● The input:
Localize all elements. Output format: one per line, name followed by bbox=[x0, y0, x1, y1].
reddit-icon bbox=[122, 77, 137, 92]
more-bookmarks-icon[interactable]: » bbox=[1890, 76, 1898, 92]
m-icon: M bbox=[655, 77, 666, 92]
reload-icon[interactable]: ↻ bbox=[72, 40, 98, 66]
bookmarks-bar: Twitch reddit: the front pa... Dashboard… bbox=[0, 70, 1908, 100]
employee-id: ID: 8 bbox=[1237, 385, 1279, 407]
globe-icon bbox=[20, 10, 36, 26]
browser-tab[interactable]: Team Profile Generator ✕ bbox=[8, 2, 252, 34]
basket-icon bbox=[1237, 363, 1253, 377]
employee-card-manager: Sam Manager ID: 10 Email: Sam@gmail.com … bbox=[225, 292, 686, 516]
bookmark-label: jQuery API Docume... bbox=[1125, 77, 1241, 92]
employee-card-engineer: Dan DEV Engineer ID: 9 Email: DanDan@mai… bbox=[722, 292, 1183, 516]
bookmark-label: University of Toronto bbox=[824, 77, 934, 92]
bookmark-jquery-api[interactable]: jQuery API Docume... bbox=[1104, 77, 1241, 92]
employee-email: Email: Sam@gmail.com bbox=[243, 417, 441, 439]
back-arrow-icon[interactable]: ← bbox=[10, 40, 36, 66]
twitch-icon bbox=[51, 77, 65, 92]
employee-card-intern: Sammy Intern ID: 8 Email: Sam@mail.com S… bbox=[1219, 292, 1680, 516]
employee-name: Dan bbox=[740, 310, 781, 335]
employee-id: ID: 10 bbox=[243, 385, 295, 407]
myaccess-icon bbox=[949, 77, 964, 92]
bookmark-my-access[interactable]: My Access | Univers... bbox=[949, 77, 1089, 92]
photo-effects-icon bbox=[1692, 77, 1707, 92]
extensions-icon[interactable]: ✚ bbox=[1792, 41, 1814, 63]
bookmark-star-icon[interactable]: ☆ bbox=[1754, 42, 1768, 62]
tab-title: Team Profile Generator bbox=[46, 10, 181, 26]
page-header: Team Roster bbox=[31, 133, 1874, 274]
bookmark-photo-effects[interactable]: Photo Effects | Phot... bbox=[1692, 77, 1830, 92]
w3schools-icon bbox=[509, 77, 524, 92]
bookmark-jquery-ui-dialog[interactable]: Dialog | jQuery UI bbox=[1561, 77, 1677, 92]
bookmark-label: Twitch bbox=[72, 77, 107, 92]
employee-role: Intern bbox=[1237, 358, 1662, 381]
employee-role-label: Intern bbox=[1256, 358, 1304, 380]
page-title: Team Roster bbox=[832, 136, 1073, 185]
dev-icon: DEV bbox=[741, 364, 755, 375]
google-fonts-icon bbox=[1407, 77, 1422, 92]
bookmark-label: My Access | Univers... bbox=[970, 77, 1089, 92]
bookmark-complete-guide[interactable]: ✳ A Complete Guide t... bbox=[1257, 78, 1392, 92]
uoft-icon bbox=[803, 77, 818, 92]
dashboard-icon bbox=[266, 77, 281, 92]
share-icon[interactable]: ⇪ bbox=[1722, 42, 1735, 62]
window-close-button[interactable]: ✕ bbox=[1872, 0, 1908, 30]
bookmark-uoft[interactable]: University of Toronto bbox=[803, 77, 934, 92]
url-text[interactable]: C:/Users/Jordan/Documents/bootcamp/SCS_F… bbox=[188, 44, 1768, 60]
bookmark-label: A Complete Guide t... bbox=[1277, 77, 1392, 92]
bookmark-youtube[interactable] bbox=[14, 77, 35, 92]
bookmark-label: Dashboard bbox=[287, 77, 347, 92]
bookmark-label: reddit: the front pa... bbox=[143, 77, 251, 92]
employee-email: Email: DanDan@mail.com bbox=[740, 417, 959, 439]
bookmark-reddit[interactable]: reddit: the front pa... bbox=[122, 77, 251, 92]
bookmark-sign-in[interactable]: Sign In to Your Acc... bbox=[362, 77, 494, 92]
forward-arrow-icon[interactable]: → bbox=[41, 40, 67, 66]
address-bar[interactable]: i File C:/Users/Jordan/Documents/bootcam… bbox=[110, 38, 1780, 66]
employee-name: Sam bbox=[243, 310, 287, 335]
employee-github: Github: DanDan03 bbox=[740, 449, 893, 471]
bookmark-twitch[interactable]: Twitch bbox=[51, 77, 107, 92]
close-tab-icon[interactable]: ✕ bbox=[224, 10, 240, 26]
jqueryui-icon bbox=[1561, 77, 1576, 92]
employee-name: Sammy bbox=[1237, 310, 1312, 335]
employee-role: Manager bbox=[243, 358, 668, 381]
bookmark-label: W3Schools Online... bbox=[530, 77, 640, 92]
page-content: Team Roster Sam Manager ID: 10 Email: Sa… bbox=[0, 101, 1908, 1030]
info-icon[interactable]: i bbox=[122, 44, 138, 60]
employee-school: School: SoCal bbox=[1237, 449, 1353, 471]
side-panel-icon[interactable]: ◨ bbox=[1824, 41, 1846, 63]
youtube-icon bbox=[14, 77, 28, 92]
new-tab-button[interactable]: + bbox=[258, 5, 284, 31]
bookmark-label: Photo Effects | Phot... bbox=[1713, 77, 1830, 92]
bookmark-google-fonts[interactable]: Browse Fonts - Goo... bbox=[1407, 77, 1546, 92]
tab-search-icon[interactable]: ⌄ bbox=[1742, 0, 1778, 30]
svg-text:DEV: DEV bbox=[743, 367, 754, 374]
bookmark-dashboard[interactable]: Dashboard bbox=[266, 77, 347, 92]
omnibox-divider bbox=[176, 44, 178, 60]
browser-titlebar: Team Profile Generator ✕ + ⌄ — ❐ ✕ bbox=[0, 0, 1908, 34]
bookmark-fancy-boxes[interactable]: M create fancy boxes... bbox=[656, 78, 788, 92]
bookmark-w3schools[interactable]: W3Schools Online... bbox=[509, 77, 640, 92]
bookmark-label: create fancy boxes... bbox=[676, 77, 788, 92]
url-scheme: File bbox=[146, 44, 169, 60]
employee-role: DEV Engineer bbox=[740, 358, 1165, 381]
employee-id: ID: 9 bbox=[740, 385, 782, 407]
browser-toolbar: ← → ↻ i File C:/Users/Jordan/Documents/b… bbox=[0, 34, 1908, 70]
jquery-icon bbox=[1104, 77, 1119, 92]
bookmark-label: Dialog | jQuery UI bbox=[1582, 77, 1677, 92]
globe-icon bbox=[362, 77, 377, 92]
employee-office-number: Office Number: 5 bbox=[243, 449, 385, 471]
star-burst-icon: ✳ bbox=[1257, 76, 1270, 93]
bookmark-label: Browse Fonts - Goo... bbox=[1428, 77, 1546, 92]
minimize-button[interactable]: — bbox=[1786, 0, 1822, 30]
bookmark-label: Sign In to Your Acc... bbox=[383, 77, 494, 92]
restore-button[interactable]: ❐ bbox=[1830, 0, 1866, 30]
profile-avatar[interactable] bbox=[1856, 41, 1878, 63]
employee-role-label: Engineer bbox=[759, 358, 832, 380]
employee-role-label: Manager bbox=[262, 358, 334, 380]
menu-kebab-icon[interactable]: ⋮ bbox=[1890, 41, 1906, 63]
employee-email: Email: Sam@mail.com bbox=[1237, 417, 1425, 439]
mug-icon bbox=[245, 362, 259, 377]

● Task objective: Please return the part of the data above that opens with its first line and closes with the line containing "photo-effects-icon bbox=[1692, 77, 1707, 92]", copying each line character for character.

● Result of the task:
Localize all elements. Output format: one per line, name followed by bbox=[x0, y0, x1, y1].
reddit-icon bbox=[122, 77, 137, 92]
more-bookmarks-icon[interactable]: » bbox=[1890, 76, 1898, 92]
m-icon: M bbox=[655, 77, 666, 92]
reload-icon[interactable]: ↻ bbox=[72, 40, 98, 66]
bookmarks-bar: Twitch reddit: the front pa... Dashboard… bbox=[0, 70, 1908, 100]
employee-id: ID: 8 bbox=[1237, 385, 1279, 407]
globe-icon bbox=[20, 10, 36, 26]
browser-tab[interactable]: Team Profile Generator ✕ bbox=[8, 2, 252, 34]
basket-icon bbox=[1237, 363, 1253, 377]
employee-card-manager: Sam Manager ID: 10 Email: Sam@gmail.com … bbox=[225, 292, 686, 516]
bookmark-label: jQuery API Docume... bbox=[1125, 77, 1241, 92]
employee-card-engineer: Dan DEV Engineer ID: 9 Email: DanDan@mai… bbox=[722, 292, 1183, 516]
bookmark-label: University of Toronto bbox=[824, 77, 934, 92]
bookmark-jquery-api[interactable]: jQuery API Docume... bbox=[1104, 77, 1241, 92]
employee-email: Email: Sam@gmail.com bbox=[243, 417, 441, 439]
back-arrow-icon[interactable]: ← bbox=[10, 40, 36, 66]
twitch-icon bbox=[51, 77, 65, 92]
employee-card-intern: Sammy Intern ID: 8 Email: Sam@mail.com S… bbox=[1219, 292, 1680, 516]
employee-name: Dan bbox=[740, 310, 781, 335]
employee-id: ID: 10 bbox=[243, 385, 295, 407]
myaccess-icon bbox=[949, 77, 964, 92]
bookmark-my-access[interactable]: My Access | Univers... bbox=[949, 77, 1089, 92]
photo-effects-icon bbox=[1692, 77, 1707, 92]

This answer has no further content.